● Input for this task
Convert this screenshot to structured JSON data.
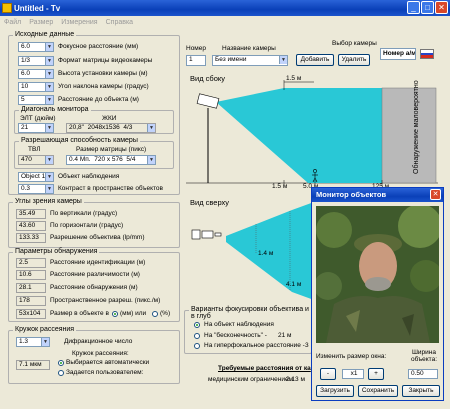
{
  "window": {
    "title": "Untitled - Tv",
    "minimize": "_",
    "maximize": "□",
    "close": "✕"
  },
  "menu": [
    "Файл",
    "Размер",
    "Измерения",
    "Справка"
  ],
  "source": {
    "title": "Исходные данные",
    "rows": [
      {
        "value": "6.0",
        "label": "Фокусное расстояние (мм)"
      },
      {
        "value": "1/3",
        "label": "Формат матрицы видеокамеры"
      },
      {
        "value": "6.0",
        "label": "Высота установки камеры (м)"
      },
      {
        "value": "10",
        "label": "Угол наклона камеры (градус)"
      },
      {
        "value": "5",
        "label": "Расстояние до объекта (м)"
      }
    ],
    "diag_title": "Диагональ монитора",
    "elt_label": "ЭЛТ (дюйм)",
    "lcd_label": "ЖКИ",
    "elt_value": "21",
    "lcd_size": "20,8\"",
    "lcd_res": "2048x1536",
    "lcd_ratio": "4/3",
    "res_title": "Разрешающая способность камеры",
    "tvl_label": "ТВЛ",
    "matrix_label": "Размер матрицы (пикс)",
    "tvl_value": "470",
    "matrix_mp": "0.4 Мп.",
    "matrix_size": "720 x 576",
    "matrix_ratio": "5/4",
    "object_value": "Object 1x",
    "object_label": "Объект наблюдения",
    "contrast_value": "0.3",
    "contrast_label": "Контраст в пространстве объектов"
  },
  "angles": {
    "title": "Углы зрения камеры",
    "rows": [
      {
        "value": "35.49",
        "label": "По вертикали (градус)"
      },
      {
        "value": "43.60",
        "label": "По горизонтали (градус)"
      },
      {
        "value": "133.33",
        "label": "Разрешение объектива (lp/mm)"
      }
    ]
  },
  "detection": {
    "title": "Параметры обнаружения",
    "rows": [
      {
        "value": "2.5",
        "label": "Расстояние идентификации (м)"
      },
      {
        "value": "10.6",
        "label": "Расстояние различимости (м)"
      },
      {
        "value": "28.1",
        "label": "Расстояние обнаружения (м)"
      },
      {
        "value": "178",
        "label": "Пространственное разреш. (пикс./м)"
      }
    ],
    "size_value": "53x104",
    "size_label": "Размер в объекте в",
    "unit_mm": "(мм) или",
    "unit_pct": "(%)"
  },
  "coc": {
    "title": "Кружок рассеяния",
    "value": "1.3",
    "diffraction_label": "Дифракционное число",
    "coc_label": "Кружок рассеяния:",
    "coc_value": "7.1 мкм",
    "auto_label": "Выбирается автоматически",
    "user_label": "Задается пользователем:"
  },
  "camera": {
    "select_title": "Выбор камеры",
    "number_label": "Номер",
    "name_label": "Название камеры",
    "number_value": "1",
    "name_value": "Без имени",
    "add_label": "Добавить",
    "delete_label": "Удалить",
    "number_am_label": "Номер а/м"
  },
  "side_view": {
    "title": "Вид сбоку",
    "top_dist": "1.5 м",
    "tick1": "1.5 м",
    "tick2": "5.0 м",
    "tick3": "125 м",
    "zone_label": "Обнаружение маловероятно"
  },
  "top_view": {
    "title": "Вид сверху",
    "width1": "1.4 м",
    "width2": "4.1 м"
  },
  "focus": {
    "title": "Варианты фокусировки объектива и в глуб",
    "options": [
      "На объект наблюдения",
      "На \"бесконечность\" -",
      "На гиперфокальное расстояние -"
    ],
    "inf_value": "21 м",
    "hyper_value": "3"
  },
  "req": {
    "title": "Требуемые расстояния от ка",
    "note": "медицинским ограничением",
    "note_value": "2.13 м"
  },
  "monitor": {
    "title": "Монитор объектов",
    "resize_label": "Изменить размер окна:",
    "width_label": "Ширина объекта:",
    "zoom_value": "x1",
    "minus_label": "-",
    "plus_label": "+",
    "width_value": "0.50",
    "load_label": "Загрузить",
    "save_label": "Сохранить",
    "close_label": "Закрыть"
  }
}
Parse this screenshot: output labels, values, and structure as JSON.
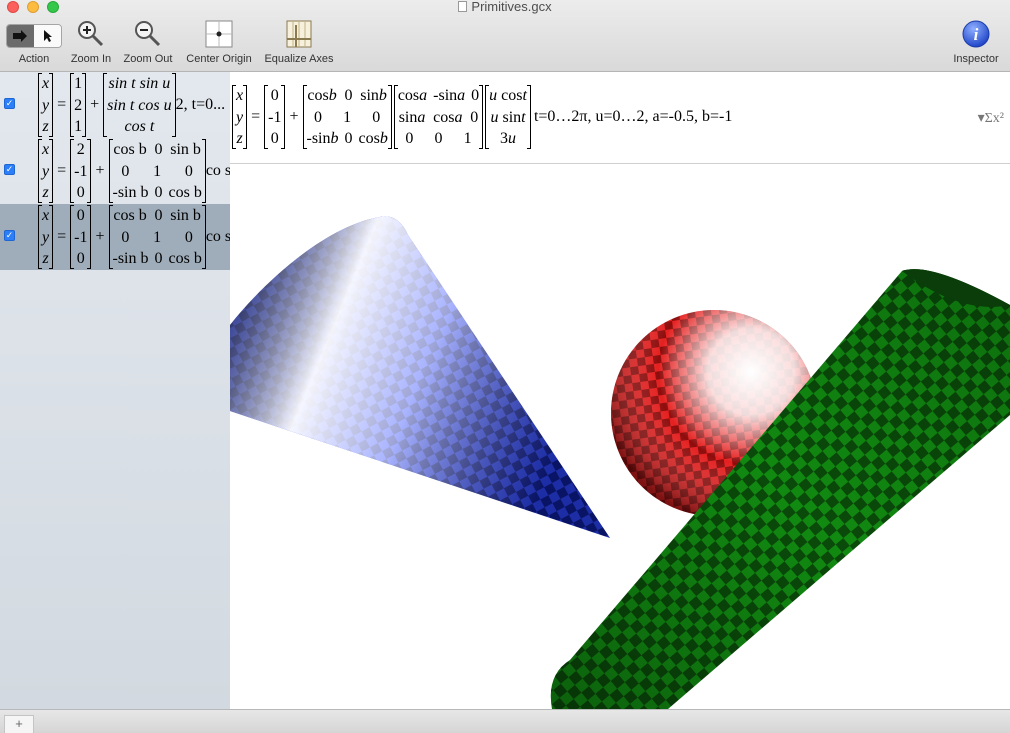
{
  "window": {
    "title": "Primitives.gcx"
  },
  "toolbar": {
    "action_label": "Action",
    "zoom_in_label": "Zoom In",
    "zoom_out_label": "Zoom Out",
    "center_origin_label": "Center Origin",
    "equalize_axes_label": "Equalize Axes",
    "inspector_label": "Inspector"
  },
  "equations": [
    {
      "checked": true,
      "selected": false,
      "offset": [
        "1",
        "2",
        "1"
      ],
      "rot_rows": [
        [
          "sin t sin u"
        ],
        [
          "sin t cos u"
        ],
        [
          "cos t"
        ]
      ],
      "tail": "2, t=0..."
    },
    {
      "checked": true,
      "selected": false,
      "offset": [
        "2",
        "-1",
        "0"
      ],
      "rot_rows": [
        [
          "cos b",
          "0",
          "sin b"
        ],
        [
          "0",
          "1",
          "0"
        ],
        [
          "-sin b",
          "0",
          "cos b"
        ]
      ],
      "tail": "co si ("
    },
    {
      "checked": true,
      "selected": true,
      "offset": [
        "0",
        "-1",
        "0"
      ],
      "rot_rows": [
        [
          "cos b",
          "0",
          "sin b"
        ],
        [
          "0",
          "1",
          "0"
        ],
        [
          "-sin b",
          "0",
          "cos b"
        ]
      ],
      "tail": "co si ("
    }
  ],
  "formula": {
    "offset": [
      "0",
      "-1",
      "0"
    ],
    "params": "t=0…2π, u=0…2, a=-0.5, b=-1",
    "sigma": "▾Σx²"
  },
  "colors": {
    "cone": "#1a2ee0",
    "sphere": "#e01818",
    "cylinder": "#0f8a0f",
    "accent": "#2d7ff9"
  },
  "icons": [
    "action-icon",
    "pointer-icon",
    "zoom-in-icon",
    "zoom-out-icon",
    "center-origin-icon",
    "equalize-axes-icon",
    "inspector-icon"
  ],
  "bottom": {
    "add_label": "+"
  }
}
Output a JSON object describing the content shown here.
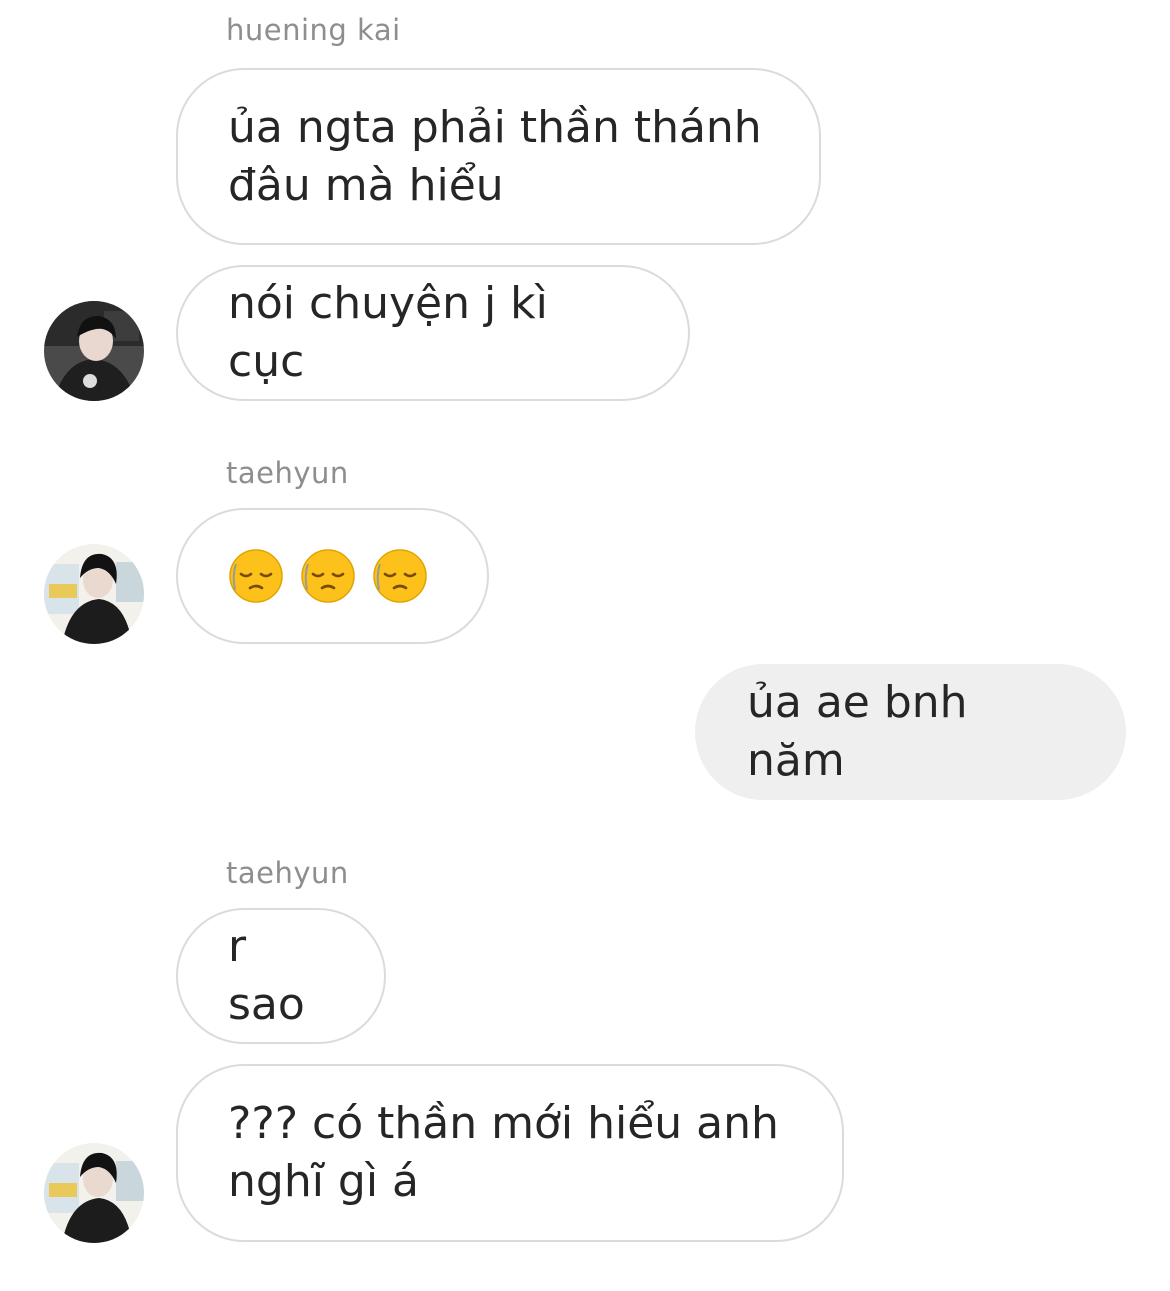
{
  "messages": [
    {
      "sender": "huening kai",
      "text": "ủa ngta phải thần thánh\nđâu mà hiểu"
    },
    {
      "text": "nói chuyện j kì cục"
    },
    {
      "sender": "taehyun",
      "emoji": [
        "pensive-face",
        "pensive-face",
        "pensive-face"
      ]
    },
    {
      "text": "ủa ae bnh năm"
    },
    {
      "sender": "taehyun",
      "text": "r sao"
    },
    {
      "text": "??? có thần mới hiểu anh\nnghĩ gì á"
    }
  ],
  "avatars": {
    "kai": "avatar-huening-kai",
    "taehyun": "avatar-taehyun"
  },
  "colors": {
    "incoming_bubble_bg": "#ffffff",
    "incoming_bubble_border": "#dbdbdb",
    "outgoing_bubble_bg": "#efefef",
    "sender_name": "#8e8e8e",
    "text": "#262626"
  }
}
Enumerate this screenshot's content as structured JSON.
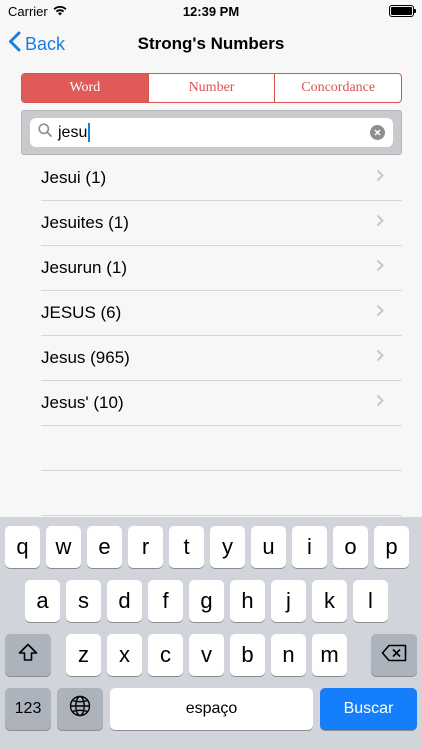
{
  "status_bar": {
    "carrier": "Carrier",
    "time": "12:39 PM"
  },
  "nav": {
    "back_label": "Back",
    "title": "Strong's Numbers"
  },
  "segments": [
    {
      "label": "Word",
      "selected": true
    },
    {
      "label": "Number",
      "selected": false
    },
    {
      "label": "Concordance",
      "selected": false
    }
  ],
  "search": {
    "value": "jesu"
  },
  "results": [
    {
      "label": "Jesui (1)"
    },
    {
      "label": "Jesuites (1)"
    },
    {
      "label": "Jesurun (1)"
    },
    {
      "label": "JESUS (6)"
    },
    {
      "label": "Jesus (965)"
    },
    {
      "label": "Jesus' (10)"
    }
  ],
  "keyboard": {
    "row1": [
      "q",
      "w",
      "e",
      "r",
      "t",
      "y",
      "u",
      "i",
      "o",
      "p"
    ],
    "row2": [
      "a",
      "s",
      "d",
      "f",
      "g",
      "h",
      "j",
      "k",
      "l"
    ],
    "row3": [
      "z",
      "x",
      "c",
      "v",
      "b",
      "n",
      "m"
    ],
    "numbers_label": "123",
    "space_label": "espaço",
    "return_label": "Buscar"
  },
  "colors": {
    "accent_red": "#e05a57",
    "link_blue": "#1a7ee0",
    "return_blue": "#147efb"
  }
}
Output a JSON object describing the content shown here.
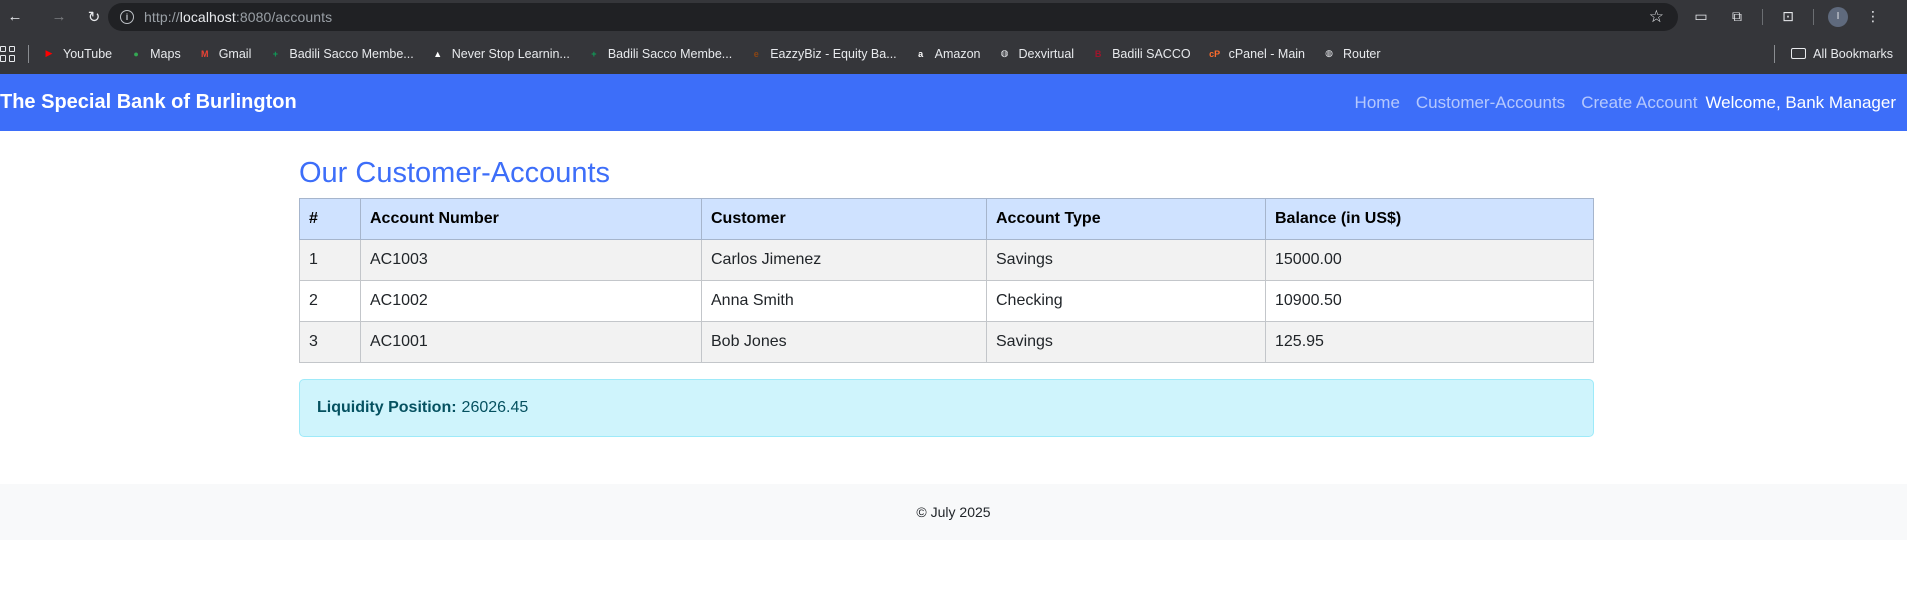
{
  "browser": {
    "url_scheme": "http://",
    "url_host": "localhost",
    "url_rest": ":8080/accounts",
    "nav_icons": [
      "back-icon",
      "forward-icon",
      "reload-icon"
    ],
    "bookmarks": [
      {
        "label": "YouTube",
        "icon": "youtube-icon",
        "color": "#ff0000",
        "glyph": "▶"
      },
      {
        "label": "Maps",
        "icon": "maps-icon",
        "color": "#34a853",
        "glyph": "●"
      },
      {
        "label": "Gmail",
        "icon": "gmail-icon",
        "color": "#ea4335",
        "glyph": "M"
      },
      {
        "label": "Badili Sacco Membe...",
        "icon": "sheets-icon",
        "color": "#0f9d58",
        "glyph": "+"
      },
      {
        "label": "Never Stop Learnin...",
        "icon": "triangle-logo-icon",
        "color": "#ffffff",
        "glyph": "▲"
      },
      {
        "label": "Badili Sacco Membe...",
        "icon": "sheets-icon",
        "color": "#0f9d58",
        "glyph": "+"
      },
      {
        "label": "EazzyBiz - Equity Ba...",
        "icon": "equity-icon",
        "color": "#8b4513",
        "glyph": "e"
      },
      {
        "label": "Amazon",
        "icon": "amazon-icon",
        "color": "#ffffff",
        "glyph": "a"
      },
      {
        "label": "Dexvirtual",
        "icon": "globe-icon",
        "color": "#e8eaed",
        "glyph": "◍"
      },
      {
        "label": "Badili SACCO",
        "icon": "sacco-icon",
        "color": "#a0152b",
        "glyph": "B"
      },
      {
        "label": "cPanel - Main",
        "icon": "cpanel-icon",
        "color": "#ff6c2c",
        "glyph": "cP"
      },
      {
        "label": "Router",
        "icon": "globe-icon",
        "color": "#e8eaed",
        "glyph": "◍"
      }
    ],
    "all_bookmarks_label": "All Bookmarks",
    "profile_initial": "I"
  },
  "navbar": {
    "brand": "The Special Bank of Burlington",
    "links": [
      "Home",
      "Customer-Accounts",
      "Create Account"
    ],
    "welcome": "Welcome, Bank Manager"
  },
  "main": {
    "title": "Our Customer-Accounts",
    "table": {
      "headers": [
        "#",
        "Account Number",
        "Customer",
        "Account Type",
        "Balance (in US$)"
      ],
      "rows": [
        [
          "1",
          "AC1003",
          "Carlos Jimenez",
          "Savings",
          "15000.00"
        ],
        [
          "2",
          "AC1002",
          "Anna Smith",
          "Checking",
          "10900.50"
        ],
        [
          "3",
          "AC1001",
          "Bob Jones",
          "Savings",
          "125.95"
        ]
      ]
    },
    "liquidity": {
      "label": "Liquidity Position:",
      "value": "26026.45"
    }
  },
  "footer": {
    "text": "© July 2025"
  },
  "colors": {
    "brand_blue": "#3d6ef9",
    "table_header": "#cfe2ff",
    "alert_bg": "#cff4fc"
  }
}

● Problem statement
List all lines from the entries that include the word "матрицы".

● Problem solution
        "label": "Формат матрицы видеокамеры"
    "matrix_label": "Размер матрицы (пикс)",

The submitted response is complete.